** Begin **
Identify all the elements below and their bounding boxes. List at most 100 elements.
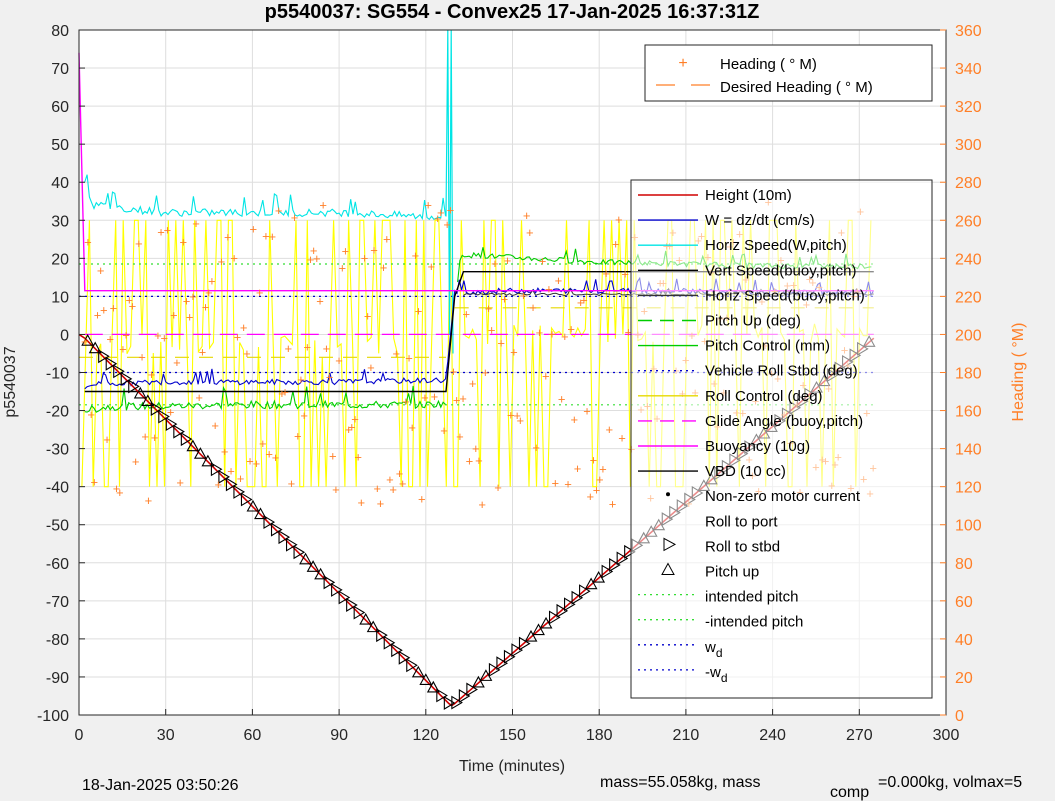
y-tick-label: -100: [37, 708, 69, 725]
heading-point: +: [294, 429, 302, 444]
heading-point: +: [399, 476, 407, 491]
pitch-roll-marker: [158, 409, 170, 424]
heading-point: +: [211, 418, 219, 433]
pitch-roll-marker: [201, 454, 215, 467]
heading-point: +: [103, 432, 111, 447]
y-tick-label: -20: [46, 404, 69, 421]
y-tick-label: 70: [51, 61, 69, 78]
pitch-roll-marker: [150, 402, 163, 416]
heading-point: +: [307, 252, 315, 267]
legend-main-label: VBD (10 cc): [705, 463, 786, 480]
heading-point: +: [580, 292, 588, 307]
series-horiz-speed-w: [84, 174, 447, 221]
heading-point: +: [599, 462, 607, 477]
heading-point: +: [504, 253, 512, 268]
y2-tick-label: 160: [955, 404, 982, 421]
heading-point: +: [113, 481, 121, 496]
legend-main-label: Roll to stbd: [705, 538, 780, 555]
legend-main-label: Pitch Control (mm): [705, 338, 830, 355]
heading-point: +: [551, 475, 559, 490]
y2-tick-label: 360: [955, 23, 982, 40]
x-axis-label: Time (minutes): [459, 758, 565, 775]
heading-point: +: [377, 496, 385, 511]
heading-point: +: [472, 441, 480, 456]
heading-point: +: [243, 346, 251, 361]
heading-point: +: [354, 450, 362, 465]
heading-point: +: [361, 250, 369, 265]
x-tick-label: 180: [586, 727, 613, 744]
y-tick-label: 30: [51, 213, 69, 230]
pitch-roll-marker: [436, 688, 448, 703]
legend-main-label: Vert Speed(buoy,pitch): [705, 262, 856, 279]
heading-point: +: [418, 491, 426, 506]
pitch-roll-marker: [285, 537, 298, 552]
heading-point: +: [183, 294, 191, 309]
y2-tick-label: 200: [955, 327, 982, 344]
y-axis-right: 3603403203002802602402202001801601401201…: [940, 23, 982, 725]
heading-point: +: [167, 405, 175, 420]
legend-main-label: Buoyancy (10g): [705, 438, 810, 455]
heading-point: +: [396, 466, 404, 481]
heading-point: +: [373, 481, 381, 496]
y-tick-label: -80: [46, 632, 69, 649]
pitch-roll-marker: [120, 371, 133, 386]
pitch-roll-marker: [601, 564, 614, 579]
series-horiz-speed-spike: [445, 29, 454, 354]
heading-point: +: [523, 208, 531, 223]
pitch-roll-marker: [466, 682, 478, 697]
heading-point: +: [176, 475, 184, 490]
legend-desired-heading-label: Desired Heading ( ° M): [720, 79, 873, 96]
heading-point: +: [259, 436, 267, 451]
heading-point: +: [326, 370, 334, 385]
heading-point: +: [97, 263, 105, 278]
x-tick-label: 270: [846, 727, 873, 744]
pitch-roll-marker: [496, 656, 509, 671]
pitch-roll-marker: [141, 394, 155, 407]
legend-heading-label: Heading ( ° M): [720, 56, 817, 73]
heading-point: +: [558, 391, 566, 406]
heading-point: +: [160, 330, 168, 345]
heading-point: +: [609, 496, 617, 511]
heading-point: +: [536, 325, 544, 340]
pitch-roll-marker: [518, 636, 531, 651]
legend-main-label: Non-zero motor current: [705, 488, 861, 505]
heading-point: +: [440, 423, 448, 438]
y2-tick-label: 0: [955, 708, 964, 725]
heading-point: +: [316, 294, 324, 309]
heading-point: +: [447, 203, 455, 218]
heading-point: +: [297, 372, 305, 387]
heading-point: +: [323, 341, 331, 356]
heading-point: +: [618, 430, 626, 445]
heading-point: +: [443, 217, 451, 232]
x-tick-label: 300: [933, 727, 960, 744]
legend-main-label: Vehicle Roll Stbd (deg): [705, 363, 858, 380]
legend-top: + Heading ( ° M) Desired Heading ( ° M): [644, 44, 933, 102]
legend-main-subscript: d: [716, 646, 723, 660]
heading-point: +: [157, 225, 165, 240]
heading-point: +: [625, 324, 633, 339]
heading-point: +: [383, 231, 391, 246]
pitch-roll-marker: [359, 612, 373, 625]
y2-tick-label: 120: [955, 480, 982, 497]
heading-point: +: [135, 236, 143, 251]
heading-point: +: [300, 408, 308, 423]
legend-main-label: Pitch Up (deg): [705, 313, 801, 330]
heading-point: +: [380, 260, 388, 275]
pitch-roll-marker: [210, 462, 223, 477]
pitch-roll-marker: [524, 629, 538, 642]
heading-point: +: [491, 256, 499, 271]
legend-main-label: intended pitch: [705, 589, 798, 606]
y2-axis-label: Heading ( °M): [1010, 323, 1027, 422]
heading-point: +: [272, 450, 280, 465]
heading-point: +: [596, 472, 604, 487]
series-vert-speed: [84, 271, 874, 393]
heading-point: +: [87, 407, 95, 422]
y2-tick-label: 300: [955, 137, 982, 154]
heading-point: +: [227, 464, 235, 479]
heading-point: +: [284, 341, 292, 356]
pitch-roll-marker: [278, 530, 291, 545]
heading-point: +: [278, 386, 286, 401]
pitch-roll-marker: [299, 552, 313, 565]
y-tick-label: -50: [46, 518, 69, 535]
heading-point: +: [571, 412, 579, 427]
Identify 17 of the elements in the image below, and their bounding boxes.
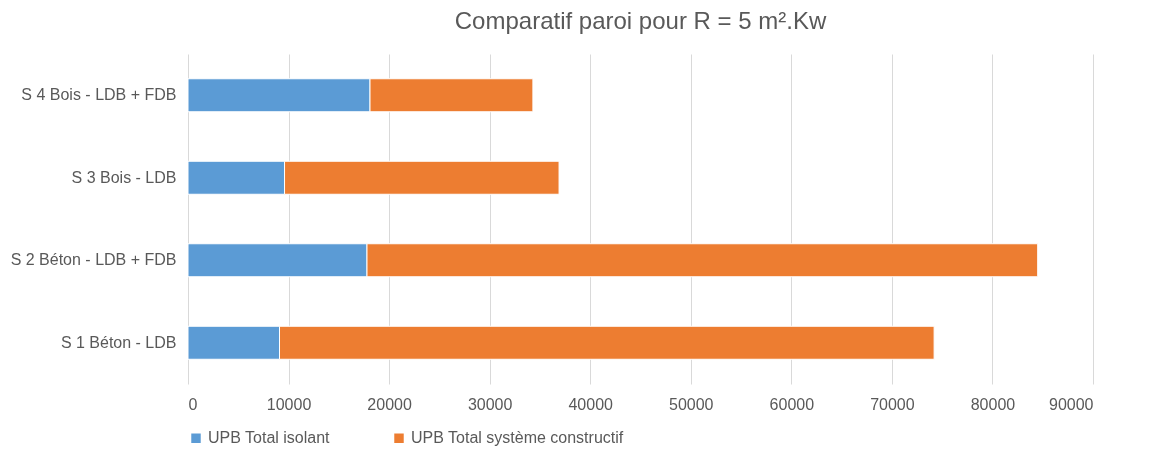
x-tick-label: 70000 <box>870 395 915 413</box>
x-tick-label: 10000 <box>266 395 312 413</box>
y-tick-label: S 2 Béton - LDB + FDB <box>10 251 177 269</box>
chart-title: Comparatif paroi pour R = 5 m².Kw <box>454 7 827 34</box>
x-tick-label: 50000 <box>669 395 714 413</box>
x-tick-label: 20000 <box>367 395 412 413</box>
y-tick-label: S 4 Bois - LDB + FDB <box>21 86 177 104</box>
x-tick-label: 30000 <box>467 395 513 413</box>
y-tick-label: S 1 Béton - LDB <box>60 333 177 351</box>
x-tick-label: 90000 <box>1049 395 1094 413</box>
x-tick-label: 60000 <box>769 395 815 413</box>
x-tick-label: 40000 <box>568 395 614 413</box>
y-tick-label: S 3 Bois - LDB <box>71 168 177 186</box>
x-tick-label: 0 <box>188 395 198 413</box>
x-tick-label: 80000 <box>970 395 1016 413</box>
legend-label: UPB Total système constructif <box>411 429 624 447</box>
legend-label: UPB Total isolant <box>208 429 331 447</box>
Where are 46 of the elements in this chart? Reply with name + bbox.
** End **
** Begin **
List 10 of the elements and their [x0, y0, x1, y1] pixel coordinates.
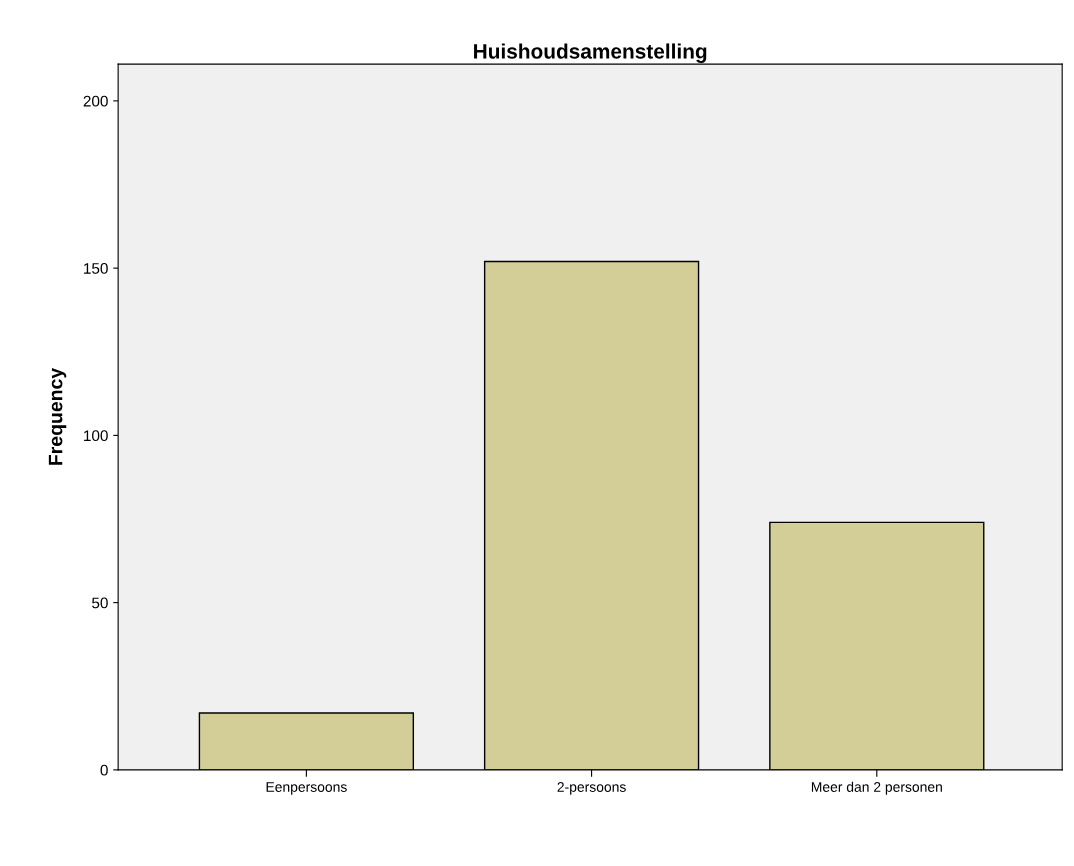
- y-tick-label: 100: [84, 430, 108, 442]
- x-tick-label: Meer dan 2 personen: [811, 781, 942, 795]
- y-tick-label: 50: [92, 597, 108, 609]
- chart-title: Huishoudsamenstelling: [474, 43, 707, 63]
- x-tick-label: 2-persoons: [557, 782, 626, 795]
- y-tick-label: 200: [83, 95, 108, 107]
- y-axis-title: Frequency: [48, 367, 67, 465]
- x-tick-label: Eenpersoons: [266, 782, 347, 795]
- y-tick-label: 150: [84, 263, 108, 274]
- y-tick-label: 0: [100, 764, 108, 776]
** End **
** Begin **
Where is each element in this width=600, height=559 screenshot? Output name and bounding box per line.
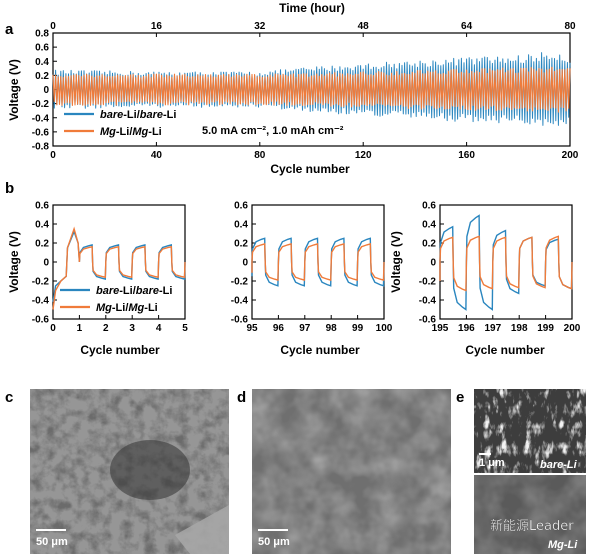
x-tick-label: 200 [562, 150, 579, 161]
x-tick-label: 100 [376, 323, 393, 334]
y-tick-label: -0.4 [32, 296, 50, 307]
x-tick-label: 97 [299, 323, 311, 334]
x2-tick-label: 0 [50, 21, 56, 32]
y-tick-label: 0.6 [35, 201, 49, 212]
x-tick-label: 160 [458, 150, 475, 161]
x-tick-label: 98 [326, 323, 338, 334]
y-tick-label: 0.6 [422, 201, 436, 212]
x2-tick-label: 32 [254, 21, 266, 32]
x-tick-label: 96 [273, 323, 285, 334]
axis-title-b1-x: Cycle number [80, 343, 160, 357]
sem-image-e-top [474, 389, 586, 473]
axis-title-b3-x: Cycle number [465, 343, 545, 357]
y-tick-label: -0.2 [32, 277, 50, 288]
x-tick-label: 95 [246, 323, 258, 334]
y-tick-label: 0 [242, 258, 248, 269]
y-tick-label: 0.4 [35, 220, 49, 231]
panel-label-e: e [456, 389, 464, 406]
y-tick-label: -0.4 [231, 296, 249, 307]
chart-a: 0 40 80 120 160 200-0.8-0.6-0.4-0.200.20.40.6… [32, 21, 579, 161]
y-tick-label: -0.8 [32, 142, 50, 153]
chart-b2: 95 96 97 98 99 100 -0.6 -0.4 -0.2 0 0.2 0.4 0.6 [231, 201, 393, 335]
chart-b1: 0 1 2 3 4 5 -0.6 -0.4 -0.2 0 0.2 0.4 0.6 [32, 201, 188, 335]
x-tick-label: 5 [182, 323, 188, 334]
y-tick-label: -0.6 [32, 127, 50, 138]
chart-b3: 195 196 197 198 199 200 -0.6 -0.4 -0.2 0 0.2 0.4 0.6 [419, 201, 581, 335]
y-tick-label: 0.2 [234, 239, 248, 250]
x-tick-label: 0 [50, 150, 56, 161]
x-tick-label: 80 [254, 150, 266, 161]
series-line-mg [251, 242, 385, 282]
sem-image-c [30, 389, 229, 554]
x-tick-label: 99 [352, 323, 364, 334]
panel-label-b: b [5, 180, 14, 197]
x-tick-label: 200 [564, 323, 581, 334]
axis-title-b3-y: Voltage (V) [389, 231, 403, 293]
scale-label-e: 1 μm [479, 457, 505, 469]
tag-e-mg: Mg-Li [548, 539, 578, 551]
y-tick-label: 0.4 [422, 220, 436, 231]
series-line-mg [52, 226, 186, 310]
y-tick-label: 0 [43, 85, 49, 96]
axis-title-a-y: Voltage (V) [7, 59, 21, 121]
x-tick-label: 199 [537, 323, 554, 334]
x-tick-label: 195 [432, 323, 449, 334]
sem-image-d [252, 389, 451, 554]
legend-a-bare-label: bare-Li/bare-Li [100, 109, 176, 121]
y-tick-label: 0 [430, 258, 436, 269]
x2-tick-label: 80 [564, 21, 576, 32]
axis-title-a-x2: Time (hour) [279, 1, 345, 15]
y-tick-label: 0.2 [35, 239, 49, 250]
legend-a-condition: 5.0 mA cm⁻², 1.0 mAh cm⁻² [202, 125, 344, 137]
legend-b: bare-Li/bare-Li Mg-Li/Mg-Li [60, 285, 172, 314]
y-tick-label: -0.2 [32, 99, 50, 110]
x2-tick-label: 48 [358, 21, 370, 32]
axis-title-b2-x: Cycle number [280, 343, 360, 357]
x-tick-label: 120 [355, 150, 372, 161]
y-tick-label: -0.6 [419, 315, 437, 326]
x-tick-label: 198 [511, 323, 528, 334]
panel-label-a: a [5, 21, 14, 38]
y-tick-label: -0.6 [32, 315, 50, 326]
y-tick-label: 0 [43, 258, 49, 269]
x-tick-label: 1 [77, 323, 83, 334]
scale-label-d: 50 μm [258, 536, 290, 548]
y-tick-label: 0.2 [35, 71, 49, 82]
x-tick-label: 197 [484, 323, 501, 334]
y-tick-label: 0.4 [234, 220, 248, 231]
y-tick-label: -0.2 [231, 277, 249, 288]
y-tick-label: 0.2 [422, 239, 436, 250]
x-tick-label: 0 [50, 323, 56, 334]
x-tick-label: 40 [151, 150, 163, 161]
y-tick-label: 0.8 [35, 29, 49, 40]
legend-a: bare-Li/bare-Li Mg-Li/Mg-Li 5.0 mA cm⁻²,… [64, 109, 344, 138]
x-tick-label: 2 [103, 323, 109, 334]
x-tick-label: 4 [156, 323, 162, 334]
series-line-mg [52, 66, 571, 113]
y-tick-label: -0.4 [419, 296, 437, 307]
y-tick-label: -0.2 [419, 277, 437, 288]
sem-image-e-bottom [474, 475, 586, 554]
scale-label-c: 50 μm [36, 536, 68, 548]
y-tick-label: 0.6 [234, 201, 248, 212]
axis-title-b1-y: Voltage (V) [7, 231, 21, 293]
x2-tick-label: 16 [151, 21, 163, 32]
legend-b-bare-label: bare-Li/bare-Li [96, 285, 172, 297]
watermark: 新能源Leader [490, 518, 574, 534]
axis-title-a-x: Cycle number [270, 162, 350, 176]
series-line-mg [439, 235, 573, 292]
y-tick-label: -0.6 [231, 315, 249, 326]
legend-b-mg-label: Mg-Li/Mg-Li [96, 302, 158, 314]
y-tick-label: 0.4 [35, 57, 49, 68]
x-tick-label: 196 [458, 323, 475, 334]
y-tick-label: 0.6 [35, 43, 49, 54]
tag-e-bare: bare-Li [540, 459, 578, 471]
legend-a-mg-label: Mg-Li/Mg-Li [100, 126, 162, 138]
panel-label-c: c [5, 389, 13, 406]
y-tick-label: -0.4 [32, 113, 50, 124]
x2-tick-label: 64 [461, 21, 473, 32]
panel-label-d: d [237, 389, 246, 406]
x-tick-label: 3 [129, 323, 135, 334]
** End **
TASK OBJECTIVE —
Reproduce the listing lines, starting at the line containing "Identify all the" and ending at the line containing "pitch-roll-marker: [158, 409, 170, 424]". Leave the picture out of your copy.

CORRECT RESPONSE —
Identify all the elements below and their bounding boxes. List at most 100 elements.
y-tick-label: -100: [37, 708, 69, 725]
heading-point: +: [294, 429, 302, 444]
heading-point: +: [399, 476, 407, 491]
pitch-roll-marker: [158, 409, 170, 424]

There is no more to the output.